▸ INSTRUCTIONS TO FOLLOW
Repeat, line for line, the entries printed below.

Dataset items:
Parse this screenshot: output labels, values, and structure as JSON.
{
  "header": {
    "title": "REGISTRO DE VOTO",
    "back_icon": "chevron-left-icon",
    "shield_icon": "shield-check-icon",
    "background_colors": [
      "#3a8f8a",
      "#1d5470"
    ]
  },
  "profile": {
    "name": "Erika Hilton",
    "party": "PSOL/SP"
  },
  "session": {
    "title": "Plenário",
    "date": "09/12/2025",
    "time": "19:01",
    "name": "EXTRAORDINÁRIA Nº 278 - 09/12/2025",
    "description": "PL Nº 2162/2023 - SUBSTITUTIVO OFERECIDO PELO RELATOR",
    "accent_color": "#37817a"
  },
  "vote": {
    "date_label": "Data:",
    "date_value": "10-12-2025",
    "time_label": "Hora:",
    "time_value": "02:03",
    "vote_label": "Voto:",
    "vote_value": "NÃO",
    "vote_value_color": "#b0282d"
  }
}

▸ EXPECTED ANSWER
Parse this screenshot: output labels, values, and structure as JSON.
{
  "header": {
    "title": "REGISTRO DE VOTO",
    "back_icon": "chevron-left-icon",
    "shield_icon": "shield-check-icon",
    "background_colors": [
      "#3a8f8a",
      "#1d5470"
    ]
  },
  "profile": {
    "name": "Erika Hilton",
    "party": "PSOL/SP"
  },
  "session": {
    "title": "Plenário",
    "date": "09/12/2025",
    "time": "19:01",
    "name": "EXTRAORDINÁRIA Nº 278 - 09/12/2025",
    "description": "PL Nº 2162/2023 - SUBSTITUTIVO OFERECIDO PELO RELATOR",
    "accent_color": "#37817a"
  },
  "vote": {
    "date_label": "Data:",
    "date_value": "10-12-2025",
    "time_label": "Hora:",
    "time_value": "02:03",
    "vote_label": "Voto:",
    "vote_value": "NÃO",
    "vote_value_color": "#b0282d"
  }
}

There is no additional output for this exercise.